(Source records)

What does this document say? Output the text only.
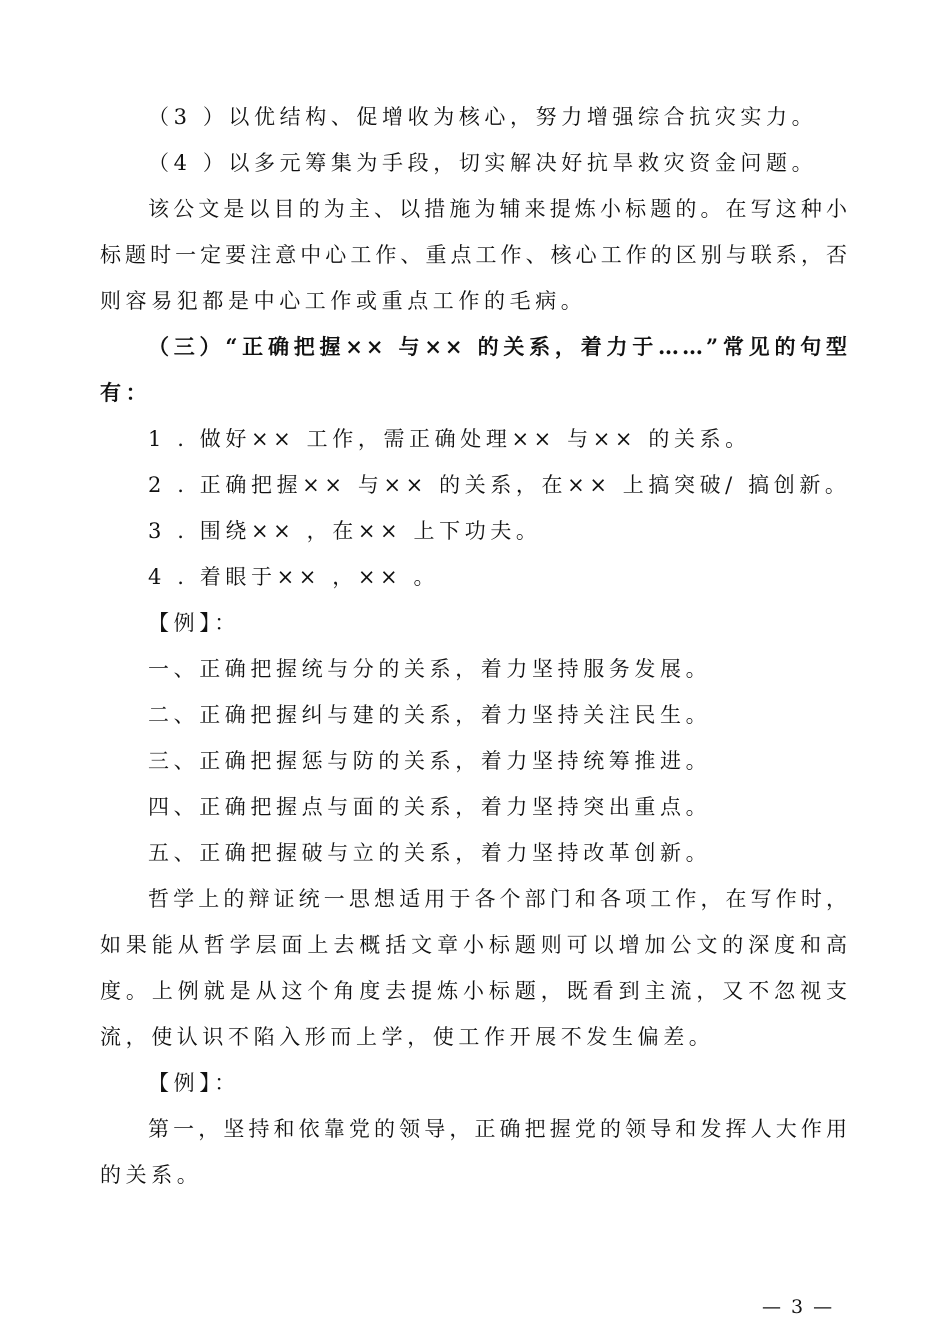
（3 ）以优结构、促增收为核心，努力增强综合抗灾实力。
（4 ）以多元筹集为手段，切实解决好抗旱救灾资金问题。
该公文是以目的为主、以措施为辅来提炼小标题的。在写这种小
标题时一定要注意中心工作、重点工作、核心工作的区别与联系，否
则容易犯都是中心工作或重点工作的毛病。
（三）“正确把握×× 与×× 的关系，着力于……”常见的句型
有：
1 . 做好×× 工作，需正确处理×× 与×× 的关系。
2 . 正确把握×× 与×× 的关系，在×× 上搞突破/ 搞创新。
3 . 围绕×× ，在×× 上下功夫。
4 . 着眼于×× ，×× 。
【例】：
一、正确把握统与分的关系，着力坚持服务发展。
二、正确把握纠与建的关系，着力坚持关注民生。
三、正确把握惩与防的关系，着力坚持统筹推进。
四、正确把握点与面的关系，着力坚持突出重点。
五、正确把握破与立的关系，着力坚持改革创新。
哲学上的辩证统一思想适用于各个部门和各项工作，在写作时，
如果能从哲学层面上去概括文章小标题则可以增加公文的深度和高
度。上例就是从这个角度去提炼小标题，既看到主流，又不忽视支
流，使认识不陷入形而上学，使工作开展不发生偏差。
【例】：
第一，坚持和依靠党的领导，正确把握党的领导和发挥人大作用
的关系。
— 3 —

What you need to do — Repeat each entry exactly. Pictures do not belong in the copy.

The output —
What does this document say? Output the text only.
（3 ）以优结构、促增收为核心，努力增强综合抗灾实力。
（4 ）以多元筹集为手段，切实解决好抗旱救灾资金问题。
该公文是以目的为主、以措施为辅来提炼小标题的。在写这种小
标题时一定要注意中心工作、重点工作、核心工作的区别与联系，否
则容易犯都是中心工作或重点工作的毛病。
（三）“正确把握×× 与×× 的关系，着力于……”常见的句型
有：
1 . 做好×× 工作，需正确处理×× 与×× 的关系。
2 . 正确把握×× 与×× 的关系，在×× 上搞突破/ 搞创新。
3 . 围绕×× ，在×× 上下功夫。
4 . 着眼于×× ，×× 。
【例】：
一、正确把握统与分的关系，着力坚持服务发展。
二、正确把握纠与建的关系，着力坚持关注民生。
三、正确把握惩与防的关系，着力坚持统筹推进。
四、正确把握点与面的关系，着力坚持突出重点。
五、正确把握破与立的关系，着力坚持改革创新。
哲学上的辩证统一思想适用于各个部门和各项工作，在写作时，
如果能从哲学层面上去概括文章小标题则可以增加公文的深度和高
度。上例就是从这个角度去提炼小标题，既看到主流，又不忽视支
流，使认识不陷入形而上学，使工作开展不发生偏差。
【例】：
第一，坚持和依靠党的领导，正确把握党的领导和发挥人大作用
的关系。
— 3 —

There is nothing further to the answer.